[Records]
****

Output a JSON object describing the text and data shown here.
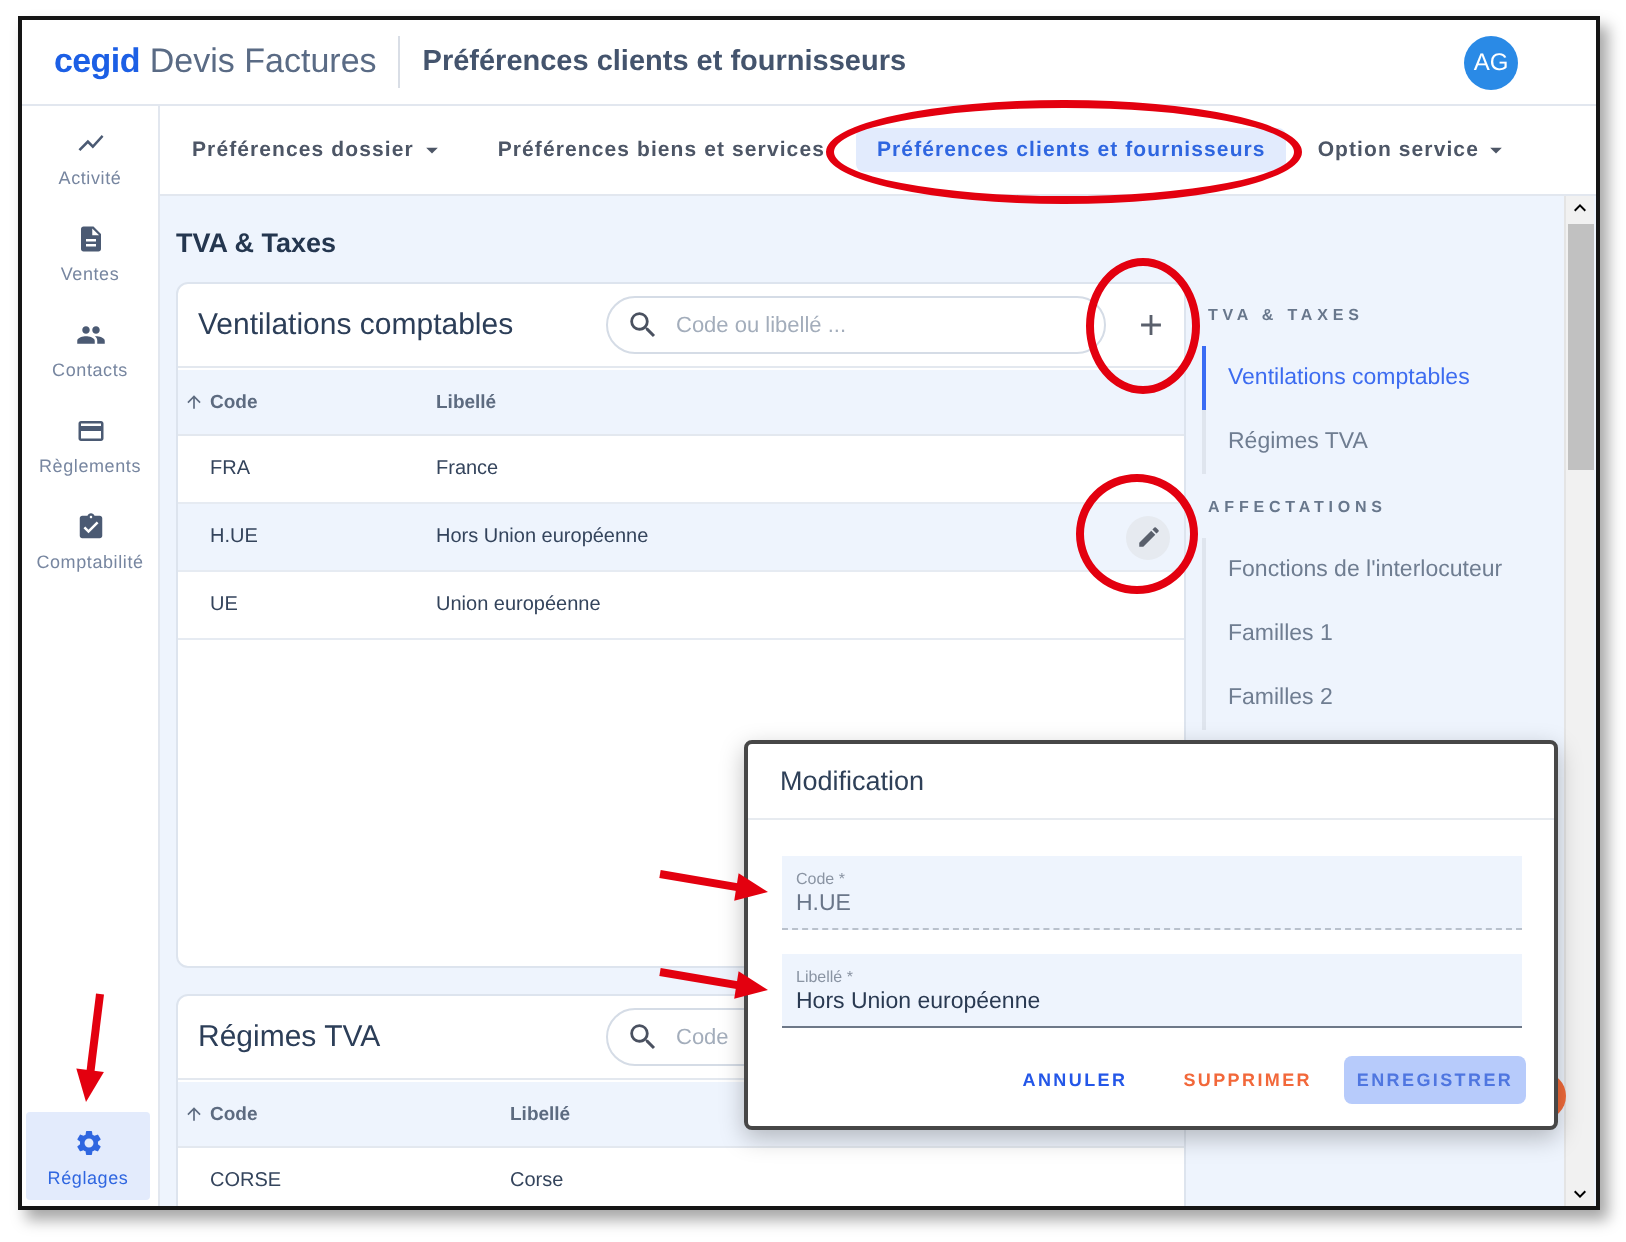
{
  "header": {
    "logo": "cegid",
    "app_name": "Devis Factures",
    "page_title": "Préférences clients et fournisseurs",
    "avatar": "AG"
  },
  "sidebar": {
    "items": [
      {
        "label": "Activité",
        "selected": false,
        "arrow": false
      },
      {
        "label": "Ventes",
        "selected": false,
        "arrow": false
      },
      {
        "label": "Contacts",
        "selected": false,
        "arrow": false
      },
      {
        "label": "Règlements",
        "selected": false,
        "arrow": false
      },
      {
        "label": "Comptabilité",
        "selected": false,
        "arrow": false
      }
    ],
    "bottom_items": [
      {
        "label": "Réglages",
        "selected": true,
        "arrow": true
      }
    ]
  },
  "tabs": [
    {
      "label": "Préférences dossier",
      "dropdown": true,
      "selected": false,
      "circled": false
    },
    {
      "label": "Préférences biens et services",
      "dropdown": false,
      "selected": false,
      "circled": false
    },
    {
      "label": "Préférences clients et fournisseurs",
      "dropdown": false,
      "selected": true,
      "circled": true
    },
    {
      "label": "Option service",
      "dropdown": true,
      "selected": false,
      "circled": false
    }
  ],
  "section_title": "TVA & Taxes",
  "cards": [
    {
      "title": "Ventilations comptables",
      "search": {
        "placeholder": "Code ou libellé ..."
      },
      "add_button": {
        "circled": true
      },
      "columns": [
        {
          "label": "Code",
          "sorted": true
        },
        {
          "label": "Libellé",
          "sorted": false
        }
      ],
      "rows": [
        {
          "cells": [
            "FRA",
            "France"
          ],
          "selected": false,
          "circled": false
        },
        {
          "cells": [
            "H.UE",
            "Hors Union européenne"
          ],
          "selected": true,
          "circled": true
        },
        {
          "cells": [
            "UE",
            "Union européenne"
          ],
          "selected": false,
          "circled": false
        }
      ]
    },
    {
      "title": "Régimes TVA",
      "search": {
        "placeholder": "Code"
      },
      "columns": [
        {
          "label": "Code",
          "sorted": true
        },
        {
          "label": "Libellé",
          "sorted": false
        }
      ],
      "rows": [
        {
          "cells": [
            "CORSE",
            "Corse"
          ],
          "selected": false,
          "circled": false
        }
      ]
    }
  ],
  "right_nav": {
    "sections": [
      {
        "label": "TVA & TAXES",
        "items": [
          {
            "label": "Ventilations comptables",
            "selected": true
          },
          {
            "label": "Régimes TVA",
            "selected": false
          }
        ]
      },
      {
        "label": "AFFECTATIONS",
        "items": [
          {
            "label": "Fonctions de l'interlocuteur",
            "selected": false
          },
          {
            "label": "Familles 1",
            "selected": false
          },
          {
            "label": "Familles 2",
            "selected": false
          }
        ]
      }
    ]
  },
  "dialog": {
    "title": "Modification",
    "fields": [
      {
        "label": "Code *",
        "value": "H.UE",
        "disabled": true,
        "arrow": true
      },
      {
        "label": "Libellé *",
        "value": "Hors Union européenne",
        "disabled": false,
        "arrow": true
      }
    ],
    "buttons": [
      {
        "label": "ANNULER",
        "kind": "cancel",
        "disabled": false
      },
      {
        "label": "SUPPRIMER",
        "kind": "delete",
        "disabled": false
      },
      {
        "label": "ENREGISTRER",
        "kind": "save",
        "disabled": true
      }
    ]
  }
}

****

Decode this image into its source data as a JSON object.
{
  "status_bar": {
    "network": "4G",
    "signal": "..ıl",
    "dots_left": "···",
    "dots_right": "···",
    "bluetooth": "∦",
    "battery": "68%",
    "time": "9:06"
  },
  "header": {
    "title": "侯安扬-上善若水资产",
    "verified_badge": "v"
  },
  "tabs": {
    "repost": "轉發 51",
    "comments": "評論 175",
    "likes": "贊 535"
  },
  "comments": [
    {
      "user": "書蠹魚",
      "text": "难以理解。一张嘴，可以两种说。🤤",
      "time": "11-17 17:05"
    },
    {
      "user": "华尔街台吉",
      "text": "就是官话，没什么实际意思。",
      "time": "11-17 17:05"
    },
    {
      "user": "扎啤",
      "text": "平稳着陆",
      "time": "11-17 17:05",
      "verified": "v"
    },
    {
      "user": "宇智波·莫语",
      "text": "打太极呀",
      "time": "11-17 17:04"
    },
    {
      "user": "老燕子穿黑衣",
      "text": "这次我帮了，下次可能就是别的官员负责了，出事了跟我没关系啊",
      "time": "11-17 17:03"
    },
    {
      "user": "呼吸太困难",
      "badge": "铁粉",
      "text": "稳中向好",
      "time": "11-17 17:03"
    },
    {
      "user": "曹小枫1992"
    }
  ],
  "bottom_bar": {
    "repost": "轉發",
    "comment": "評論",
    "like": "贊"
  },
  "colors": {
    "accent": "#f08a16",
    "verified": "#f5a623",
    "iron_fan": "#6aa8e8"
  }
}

****

Tally the lines of the records holding the word "fournisseurs", then give only the resulting number.

- [Exercise solution] 2